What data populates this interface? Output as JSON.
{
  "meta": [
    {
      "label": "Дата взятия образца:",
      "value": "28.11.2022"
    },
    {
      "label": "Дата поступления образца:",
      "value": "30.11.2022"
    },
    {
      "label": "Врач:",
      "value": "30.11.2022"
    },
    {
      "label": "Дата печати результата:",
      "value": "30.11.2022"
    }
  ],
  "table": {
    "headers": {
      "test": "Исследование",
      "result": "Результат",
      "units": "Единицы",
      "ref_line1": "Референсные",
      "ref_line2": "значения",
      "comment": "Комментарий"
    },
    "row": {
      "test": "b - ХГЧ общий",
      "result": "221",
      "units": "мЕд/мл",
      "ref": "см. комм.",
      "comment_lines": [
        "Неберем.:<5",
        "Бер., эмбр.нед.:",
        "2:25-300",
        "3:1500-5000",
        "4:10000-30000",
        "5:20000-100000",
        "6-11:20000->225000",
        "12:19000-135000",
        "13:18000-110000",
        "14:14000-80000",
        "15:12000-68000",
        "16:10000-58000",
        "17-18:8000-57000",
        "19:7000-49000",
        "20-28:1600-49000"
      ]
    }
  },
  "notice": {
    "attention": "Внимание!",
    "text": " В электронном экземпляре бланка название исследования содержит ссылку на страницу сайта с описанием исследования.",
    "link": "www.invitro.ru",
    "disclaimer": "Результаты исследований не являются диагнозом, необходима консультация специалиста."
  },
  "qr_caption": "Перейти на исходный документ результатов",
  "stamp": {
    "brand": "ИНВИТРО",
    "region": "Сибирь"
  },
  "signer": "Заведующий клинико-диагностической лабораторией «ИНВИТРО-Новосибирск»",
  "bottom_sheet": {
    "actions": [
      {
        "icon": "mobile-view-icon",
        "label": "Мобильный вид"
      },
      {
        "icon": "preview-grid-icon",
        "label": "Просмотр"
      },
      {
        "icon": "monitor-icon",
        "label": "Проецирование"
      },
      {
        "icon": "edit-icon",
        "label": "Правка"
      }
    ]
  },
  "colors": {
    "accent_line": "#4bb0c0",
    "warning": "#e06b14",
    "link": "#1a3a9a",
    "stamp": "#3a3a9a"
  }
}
■ ■ ■
Restate the data above word for word.

What data populates this interface? Output as JSON.
{
  "meta": [
    {
      "label": "Дата взятия образца:",
      "value": "28.11.2022"
    },
    {
      "label": "Дата поступления образца:",
      "value": "30.11.2022"
    },
    {
      "label": "Врач:",
      "value": "30.11.2022"
    },
    {
      "label": "Дата печати результата:",
      "value": "30.11.2022"
    }
  ],
  "table": {
    "headers": {
      "test": "Исследование",
      "result": "Результат",
      "units": "Единицы",
      "ref_line1": "Референсные",
      "ref_line2": "значения",
      "comment": "Комментарий"
    },
    "row": {
      "test": "b - ХГЧ общий",
      "result": "221",
      "units": "мЕд/мл",
      "ref": "см. комм.",
      "comment_lines": [
        "Неберем.:<5",
        "Бер., эмбр.нед.:",
        "2:25-300",
        "3:1500-5000",
        "4:10000-30000",
        "5:20000-100000",
        "6-11:20000->225000",
        "12:19000-135000",
        "13:18000-110000",
        "14:14000-80000",
        "15:12000-68000",
        "16:10000-58000",
        "17-18:8000-57000",
        "19:7000-49000",
        "20-28:1600-49000"
      ]
    }
  },
  "notice": {
    "attention": "Внимание!",
    "text": " В электронном экземпляре бланка название исследования содержит ссылку на страницу сайта с описанием исследования.",
    "link": "www.invitro.ru",
    "disclaimer": "Результаты исследований не являются диагнозом, необходима консультация специалиста."
  },
  "qr_caption": "Перейти на исходный документ результатов",
  "stamp": {
    "brand": "ИНВИТРО",
    "region": "Сибирь"
  },
  "signer": "Заведующий клинико-диагностической лабораторией «ИНВИТРО-Новосибирск»",
  "bottom_sheet": {
    "actions": [
      {
        "icon": "mobile-view-icon",
        "label": "Мобильный вид"
      },
      {
        "icon": "preview-grid-icon",
        "label": "Просмотр"
      },
      {
        "icon": "monitor-icon",
        "label": "Проецирование"
      },
      {
        "icon": "edit-icon",
        "label": "Правка"
      }
    ]
  },
  "colors": {
    "accent_line": "#4bb0c0",
    "warning": "#e06b14",
    "link": "#1a3a9a",
    "stamp": "#3a3a9a"
  }
}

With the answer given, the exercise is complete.